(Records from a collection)

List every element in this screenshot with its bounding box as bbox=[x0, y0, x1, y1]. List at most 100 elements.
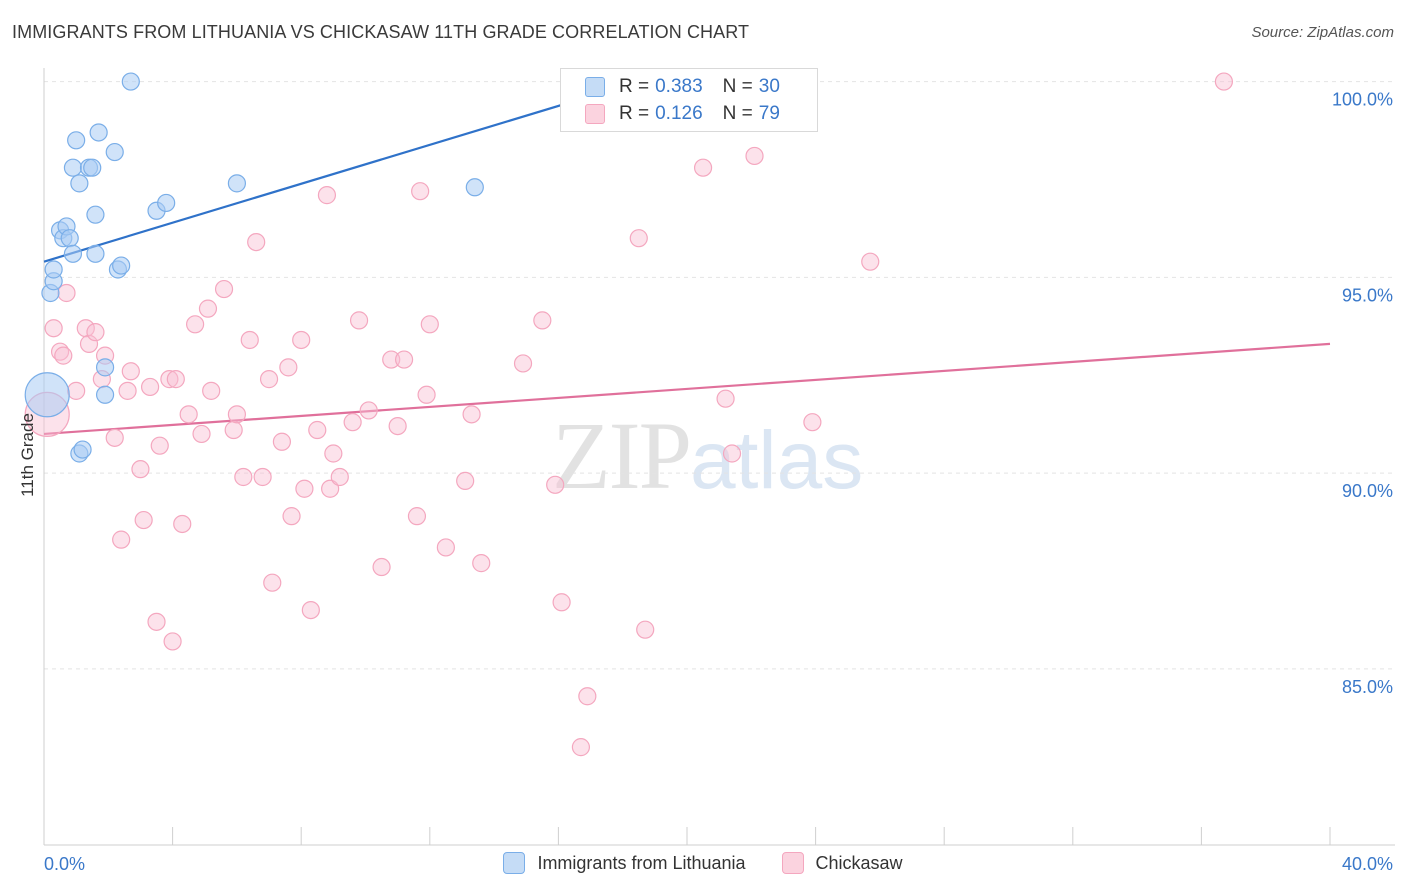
point-chickasaw bbox=[317, 186, 337, 205]
point-chickasaw bbox=[636, 620, 655, 639]
point-chickasaw bbox=[282, 507, 301, 526]
point-lithuania bbox=[95, 385, 115, 404]
point-lithuania bbox=[465, 178, 484, 197]
point-chickasaw bbox=[150, 436, 169, 455]
legend-row-chickasaw: R = 0.126 N = 79 bbox=[585, 101, 800, 127]
point-chickasaw bbox=[202, 381, 221, 400]
y-axis-title: 11th Grade bbox=[18, 413, 37, 497]
series-swatch-chickasaw bbox=[781, 852, 804, 874]
point-chickasaw bbox=[420, 315, 439, 334]
point-chickasaw bbox=[716, 389, 735, 408]
point-chickasaw bbox=[160, 370, 179, 389]
point-chickasaw bbox=[546, 475, 565, 494]
point-chickasaw bbox=[301, 600, 320, 620]
point-lithuania bbox=[227, 174, 246, 193]
point-chickasaw bbox=[722, 444, 742, 463]
point-chickasaw bbox=[462, 405, 481, 424]
y-tick-label: 100.0% bbox=[1332, 90, 1393, 110]
point-chickasaw bbox=[321, 479, 340, 498]
legend-r-value: 0.126 bbox=[655, 103, 703, 124]
point-lithuania bbox=[70, 174, 89, 193]
point-chickasaw bbox=[163, 632, 182, 651]
point-chickasaw bbox=[308, 420, 327, 440]
point-chickasaw bbox=[513, 354, 533, 373]
point-chickasaw bbox=[1214, 72, 1234, 91]
point-chickasaw bbox=[44, 319, 63, 338]
y-tick-label: 95.0% bbox=[1342, 285, 1393, 305]
point-lithuania bbox=[67, 131, 86, 150]
point-chickasaw bbox=[343, 413, 362, 432]
point-chickasaw bbox=[571, 738, 591, 757]
point-chickasaw bbox=[803, 413, 822, 432]
legend-row-lithuania: R = 0.383 N = 30 bbox=[585, 74, 800, 100]
point-chickasaw bbox=[224, 420, 243, 440]
point-chickasaw bbox=[105, 428, 124, 447]
point-chickasaw bbox=[388, 416, 407, 436]
legend-n-value: 79 bbox=[758, 103, 780, 124]
point-chickasaw bbox=[240, 330, 259, 350]
point-chickasaw bbox=[214, 279, 234, 299]
point-lithuania bbox=[63, 158, 83, 177]
point-chickasaw bbox=[324, 444, 343, 463]
point-chickasaw bbox=[112, 530, 131, 549]
point-chickasaw bbox=[330, 467, 349, 487]
watermark-atlas: atlas bbox=[690, 415, 864, 506]
chart-title: IMMIGRANTS FROM LITHUANIA VS CHICKASAW 1… bbox=[12, 22, 750, 42]
legend-swatch-lithuania bbox=[585, 77, 605, 97]
watermark: ZIPatlas bbox=[552, 400, 863, 511]
point-chickasaw bbox=[436, 538, 455, 557]
point-chickasaw bbox=[253, 467, 272, 487]
point-lithuania bbox=[89, 123, 108, 142]
point-chickasaw bbox=[140, 377, 160, 397]
watermark-zip: ZIP bbox=[552, 402, 692, 509]
point-chickasaw bbox=[349, 311, 369, 330]
point-chickasaw bbox=[227, 405, 246, 424]
point-lithuania bbox=[44, 260, 63, 279]
point-chickasaw bbox=[198, 299, 218, 318]
series-legend-chickasaw[interactable]: Chickasaw bbox=[781, 852, 903, 874]
point-chickasaw bbox=[147, 612, 166, 631]
legend-swatch-chickasaw bbox=[585, 104, 605, 124]
point-chickasaw bbox=[234, 467, 253, 487]
point-chickasaw bbox=[79, 334, 99, 353]
point-lithuania bbox=[86, 244, 105, 263]
point-chickasaw bbox=[533, 311, 552, 330]
point-lithuania bbox=[73, 440, 92, 459]
series-name-chickasaw: Chickasaw bbox=[815, 852, 903, 873]
legend-r-value: 0.383 bbox=[655, 76, 703, 97]
point-chickasaw bbox=[247, 232, 266, 252]
series-legend: Immigrants from Lithuania Chickasaw bbox=[0, 852, 1406, 874]
point-chickasaw bbox=[131, 460, 150, 479]
point-chickasaw bbox=[173, 514, 192, 534]
point-chickasaw bbox=[121, 362, 140, 381]
point-chickasaw bbox=[272, 432, 292, 451]
point-chickasaw bbox=[279, 358, 298, 377]
point-chickasaw bbox=[552, 593, 571, 612]
legend-r-label: R = bbox=[619, 76, 650, 97]
point-chickasaw bbox=[86, 323, 105, 342]
point-chickasaw bbox=[372, 557, 391, 577]
point-chickasaw bbox=[411, 182, 430, 201]
point-chickasaw bbox=[629, 229, 648, 248]
trend-lines bbox=[43, 80, 1331, 436]
point-chickasaw bbox=[166, 370, 185, 389]
source-credit: Source: ZipAtlas.com bbox=[1251, 24, 1394, 41]
legend-r-label: R = bbox=[619, 103, 650, 124]
series-name-lithuania: Immigrants from Lithuania bbox=[537, 852, 746, 873]
point-lithuania bbox=[63, 244, 83, 263]
point-chickasaw bbox=[118, 381, 137, 400]
axes bbox=[43, 68, 1395, 846]
point-lithuania bbox=[24, 372, 70, 418]
series-legend-lithuania[interactable]: Immigrants from Lithuania bbox=[503, 852, 746, 874]
point-chickasaw bbox=[382, 350, 401, 369]
axis-labels: 100.0% 95.0% 90.0% 85.0% 0.0% 40.0% 11th Grade bbox=[18, 90, 1393, 874]
point-chickasaw bbox=[407, 507, 427, 526]
point-lithuania bbox=[86, 205, 105, 224]
point-chickasaw bbox=[472, 554, 491, 573]
gridlines bbox=[44, 81, 1395, 670]
point-lithuania bbox=[95, 358, 115, 377]
correlation-legend: R = 0.383 N = 30 R = 0.126 N = 79 bbox=[560, 68, 818, 132]
point-chickasaw bbox=[394, 350, 414, 369]
point-chickasaw bbox=[259, 370, 279, 389]
point-chickasaw bbox=[578, 687, 597, 706]
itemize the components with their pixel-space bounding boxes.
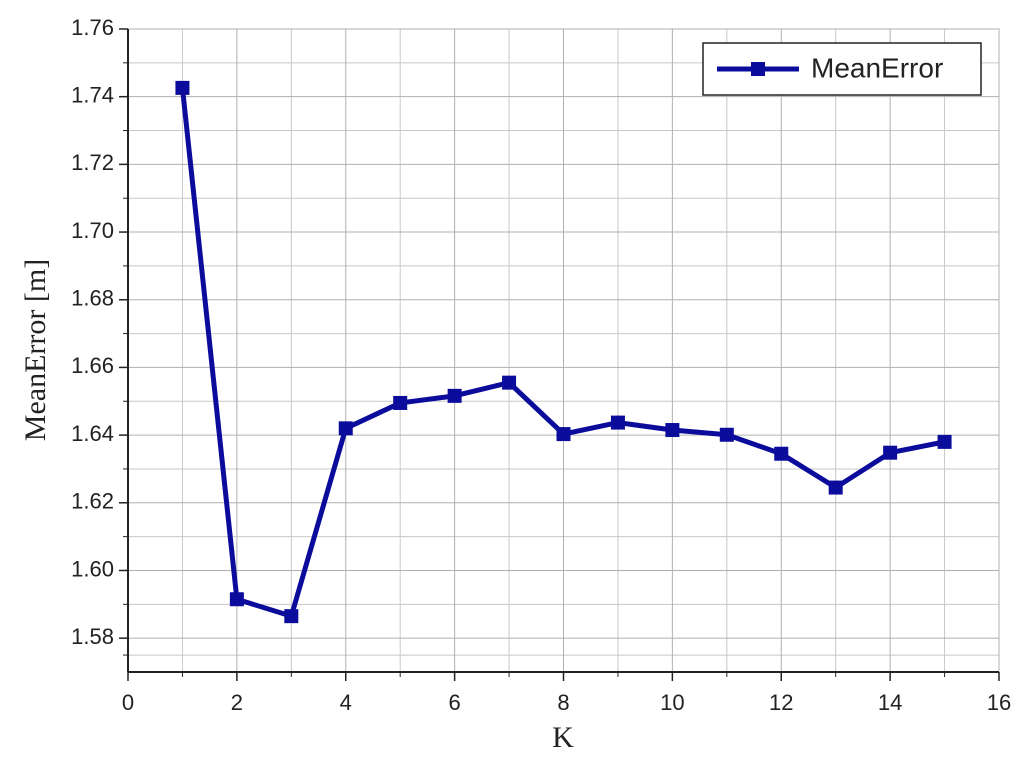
marker [393, 395, 408, 410]
y-axis-label: MeanError [m] [19, 259, 52, 441]
marker [338, 421, 353, 436]
x-tick-label: 16 [987, 690, 1011, 715]
x-tick-label: 8 [557, 690, 569, 715]
marker [447, 388, 462, 403]
marker [610, 415, 625, 430]
marker [937, 434, 952, 449]
y-tick-label: 1.70 [71, 218, 114, 243]
x-tick-label: 6 [449, 690, 461, 715]
x-tick-label: 12 [769, 690, 793, 715]
marker [665, 423, 680, 438]
marker [883, 445, 898, 460]
legend-marker [751, 62, 765, 76]
y-tick-label: 1.62 [71, 489, 114, 514]
marker [175, 80, 190, 95]
marker [719, 427, 734, 442]
y-tick-label: 1.60 [71, 556, 114, 581]
y-tick-label: 1.66 [71, 353, 114, 378]
x-tick-label: 0 [122, 690, 134, 715]
y-tick-label: 1.74 [71, 82, 114, 107]
marker [774, 446, 789, 461]
marker [556, 427, 571, 442]
y-tick-label: 1.72 [71, 150, 114, 175]
marker [828, 480, 843, 495]
marker [284, 609, 299, 624]
y-tick-label: 1.76 [71, 15, 114, 40]
legend-label: MeanError [811, 52, 943, 83]
x-axis-label: K [552, 721, 574, 754]
marker [229, 592, 244, 607]
x-tick-label: 14 [878, 690, 902, 715]
marker [502, 375, 517, 390]
y-tick-label: 1.64 [71, 421, 114, 446]
y-tick-label: 1.68 [71, 286, 114, 311]
x-tick-label: 4 [340, 690, 352, 715]
x-tick-label: 10 [660, 690, 684, 715]
y-tick-label: 1.58 [71, 624, 114, 649]
x-tick-label: 2 [231, 690, 243, 715]
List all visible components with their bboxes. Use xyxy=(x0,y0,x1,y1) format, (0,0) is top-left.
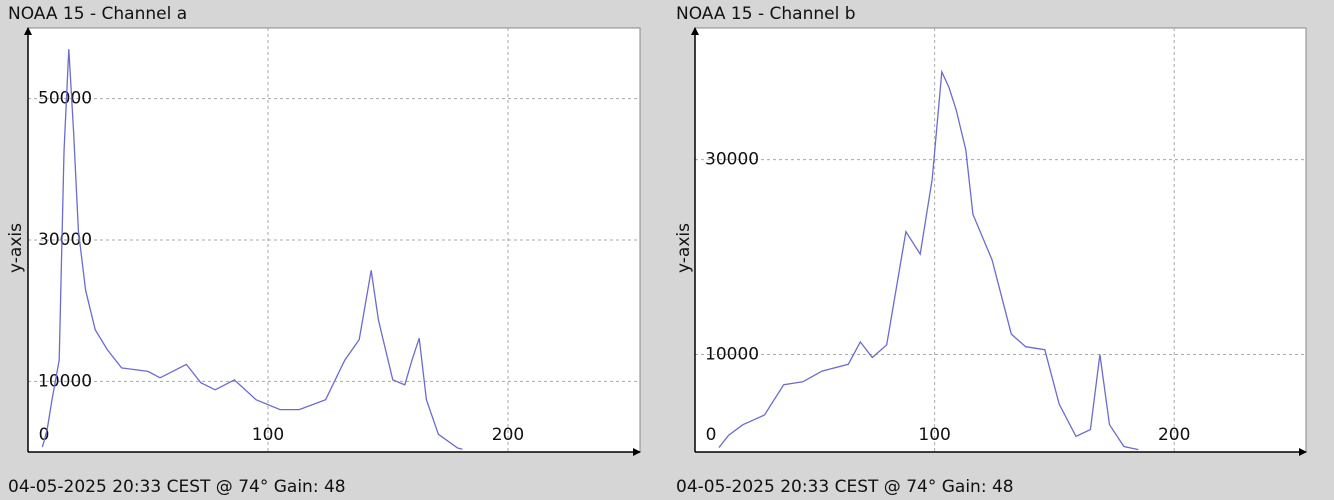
chart-panel: NOAA 15 - Channel a 10000 30000 50000 0 100 20… xyxy=(6,4,641,497)
status-caption: 04-05-2025 20:33 CEST @ 74° Gain: 48 xyxy=(8,477,346,497)
x-tick-label: 200 xyxy=(1158,425,1190,445)
chart-title: NOAA 15 - Channel a xyxy=(8,4,187,24)
x-tick-label: 100 xyxy=(918,425,950,445)
x-tick-label: 0 xyxy=(706,425,717,445)
y-tick-label: 50000 xyxy=(38,89,92,109)
chart-title: NOAA 15 - Channel b xyxy=(676,4,856,24)
y-axis-label: y-axis xyxy=(6,223,26,273)
data-line xyxy=(41,49,463,450)
y-tick-label: 10000 xyxy=(705,345,759,365)
status-caption: 04-05-2025 20:33 CEST @ 74° Gain: 48 xyxy=(676,477,1014,497)
plot-area xyxy=(694,27,1307,453)
y-tick-label: 30000 xyxy=(38,230,92,250)
y-tick-label: 10000 xyxy=(38,371,92,391)
x-tick-label: 0 xyxy=(39,425,50,445)
y-axis-label: y-axis xyxy=(674,223,694,273)
chart-panel: NOAA 15 - Channel b 10000 30000 0 100 200 y-ax… xyxy=(674,4,1307,497)
x-tick-label: 200 xyxy=(492,425,524,445)
x-tick-label: 100 xyxy=(252,425,284,445)
data-line xyxy=(718,69,1139,451)
y-tick-label: 30000 xyxy=(705,150,759,170)
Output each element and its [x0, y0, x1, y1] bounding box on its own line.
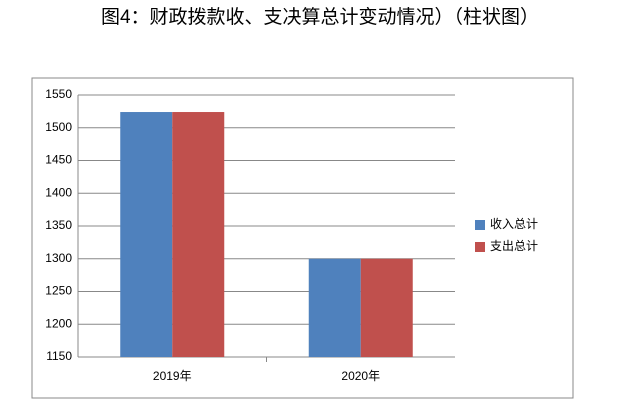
- legend-swatch: [475, 220, 485, 230]
- bar: [120, 112, 173, 357]
- legend-swatch: [475, 242, 485, 252]
- bar: [308, 258, 361, 357]
- y-tick-label: 1200: [45, 316, 72, 330]
- bar: [360, 258, 413, 357]
- y-tick-label: 1300: [45, 251, 72, 265]
- y-tick-label: 1250: [45, 284, 72, 298]
- chart-frame: [31, 77, 574, 399]
- legend-label: 收入总计: [490, 217, 538, 231]
- y-tick-label: 1550: [45, 87, 72, 101]
- x-tick-label: 2019年: [153, 369, 192, 383]
- y-tick-label: 1400: [45, 185, 72, 199]
- chart-title: 图4：财政拨款收、支决算总计变动情况）（柱状图）: [101, 6, 539, 28]
- bar: [172, 112, 225, 357]
- x-tick-label: 2020年: [341, 369, 380, 383]
- y-tick-label: 1500: [45, 120, 72, 134]
- legend-label: 支出总计: [490, 239, 538, 253]
- y-tick-label: 1350: [45, 218, 72, 232]
- y-tick-label: 1450: [45, 153, 72, 167]
- y-tick-label: 1150: [46, 349, 72, 363]
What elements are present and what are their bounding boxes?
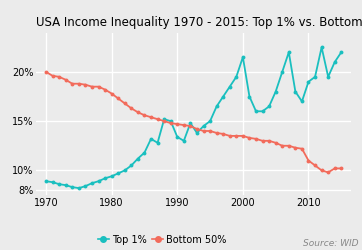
Bottom 50% — [103, 88, 107, 91]
Top 1% — [241, 56, 245, 58]
Top 1% — [182, 139, 186, 142]
Top 1% — [221, 95, 226, 98]
Top 1% — [123, 169, 127, 172]
Top 1% — [188, 122, 193, 124]
Top 1% — [195, 132, 199, 134]
Top 1% — [44, 180, 48, 183]
Bottom 50% — [70, 82, 75, 85]
Top 1% — [287, 51, 291, 54]
Bottom 50% — [155, 118, 160, 121]
Bottom 50% — [129, 107, 134, 110]
Bottom 50% — [280, 144, 285, 147]
Bottom 50% — [326, 171, 331, 174]
Top 1% — [129, 164, 134, 167]
Line: Bottom 50%: Bottom 50% — [44, 70, 343, 174]
Top 1% — [267, 105, 271, 108]
Bottom 50% — [214, 132, 219, 134]
Bottom 50% — [333, 167, 337, 170]
Top 1% — [326, 75, 331, 78]
Top 1% — [64, 184, 68, 187]
Bottom 50% — [339, 167, 344, 170]
Bottom 50% — [300, 147, 304, 150]
Top 1% — [333, 60, 337, 64]
Top 1% — [116, 172, 121, 175]
Bottom 50% — [241, 134, 245, 138]
Bottom 50% — [208, 130, 212, 132]
Bottom 50% — [57, 75, 61, 78]
Bottom 50% — [169, 122, 173, 124]
Top 1% — [162, 118, 166, 121]
Top 1% — [175, 136, 180, 138]
Bottom 50% — [267, 139, 271, 142]
Top 1% — [228, 85, 232, 88]
Top 1% — [136, 157, 140, 160]
Bottom 50% — [182, 124, 186, 126]
Bottom 50% — [188, 124, 193, 128]
Top 1% — [214, 105, 219, 108]
Bottom 50% — [77, 82, 81, 85]
Top 1% — [260, 110, 265, 113]
Top 1% — [77, 186, 81, 190]
Top 1% — [103, 177, 107, 180]
Top 1% — [247, 95, 252, 98]
Bottom 50% — [221, 132, 226, 136]
Bottom 50% — [116, 97, 121, 100]
Top 1% — [96, 180, 101, 183]
Bottom 50% — [64, 78, 68, 81]
Top 1% — [313, 75, 317, 78]
Top 1% — [70, 186, 75, 188]
Bottom 50% — [234, 134, 239, 138]
Bottom 50% — [313, 164, 317, 167]
Top 1% — [234, 75, 239, 78]
Top 1% — [57, 183, 61, 186]
Top 1% — [293, 90, 298, 93]
Top 1% — [90, 182, 94, 185]
Top 1% — [280, 70, 285, 74]
Top 1% — [155, 141, 160, 144]
Bottom 50% — [274, 141, 278, 144]
Top 1% — [109, 175, 114, 178]
Top 1% — [50, 181, 55, 184]
Top 1% — [169, 120, 173, 123]
Top 1% — [149, 137, 153, 140]
Top 1% — [83, 185, 88, 188]
Top 1% — [306, 80, 311, 83]
Bottom 50% — [260, 139, 265, 142]
Top 1% — [274, 90, 278, 93]
Top 1% — [208, 120, 212, 123]
Bottom 50% — [287, 144, 291, 147]
Bottom 50% — [228, 134, 232, 138]
Bottom 50% — [254, 137, 258, 140]
Bottom 50% — [293, 146, 298, 149]
Bottom 50% — [83, 83, 88, 86]
Bottom 50% — [136, 111, 140, 114]
Bottom 50% — [109, 92, 114, 95]
Bottom 50% — [162, 120, 166, 123]
Bottom 50% — [319, 169, 324, 172]
Bottom 50% — [96, 85, 101, 88]
Top 1% — [300, 100, 304, 103]
Top 1% — [319, 46, 324, 49]
Bottom 50% — [149, 116, 153, 119]
Top 1% — [339, 51, 344, 54]
Bottom 50% — [195, 128, 199, 130]
Bottom 50% — [44, 70, 48, 74]
Bottom 50% — [142, 114, 147, 117]
Top 1% — [142, 151, 147, 154]
Top 1% — [201, 124, 206, 128]
Legend: Top 1%, Bottom 50%: Top 1%, Bottom 50% — [94, 231, 231, 249]
Text: USA Income Inequality 1970 - 2015: Top 1% vs. Bottom 50%: USA Income Inequality 1970 - 2015: Top 1… — [36, 16, 362, 28]
Text: Source: WID: Source: WID — [303, 238, 358, 248]
Bottom 50% — [201, 130, 206, 132]
Bottom 50% — [90, 85, 94, 88]
Top 1% — [254, 110, 258, 113]
Bottom 50% — [123, 102, 127, 105]
Bottom 50% — [306, 159, 311, 162]
Bottom 50% — [175, 122, 180, 126]
Bottom 50% — [247, 136, 252, 140]
Line: Top 1%: Top 1% — [44, 45, 343, 190]
Bottom 50% — [50, 74, 55, 77]
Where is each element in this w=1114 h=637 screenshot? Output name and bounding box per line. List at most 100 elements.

_TO BE DONE_
Could you reproduce, word for word, the lines above from the one holding "Bottom 50% — [103, 88, 107, 91]" through the one holding "Bottom 50% — [214, 132, 219, 134]", with both of those lines included?

_ANSWER BELOW_
Bottom 50% — [103, 88, 107, 91]
Top 1% — [241, 56, 245, 58]
Top 1% — [182, 139, 186, 142]
Top 1% — [221, 95, 226, 98]
Top 1% — [123, 169, 127, 172]
Top 1% — [188, 122, 193, 124]
Top 1% — [195, 132, 199, 134]
Top 1% — [44, 180, 48, 183]
Bottom 50% — [70, 82, 75, 85]
Top 1% — [287, 51, 291, 54]
Bottom 50% — [155, 118, 160, 121]
Bottom 50% — [129, 107, 134, 110]
Bottom 50% — [280, 144, 285, 147]
Bottom 50% — [326, 171, 331, 174]
Top 1% — [129, 164, 134, 167]
Line: Bottom 50%: Bottom 50% — [44, 70, 343, 174]
Top 1% — [267, 105, 271, 108]
Bottom 50% — [214, 132, 219, 134]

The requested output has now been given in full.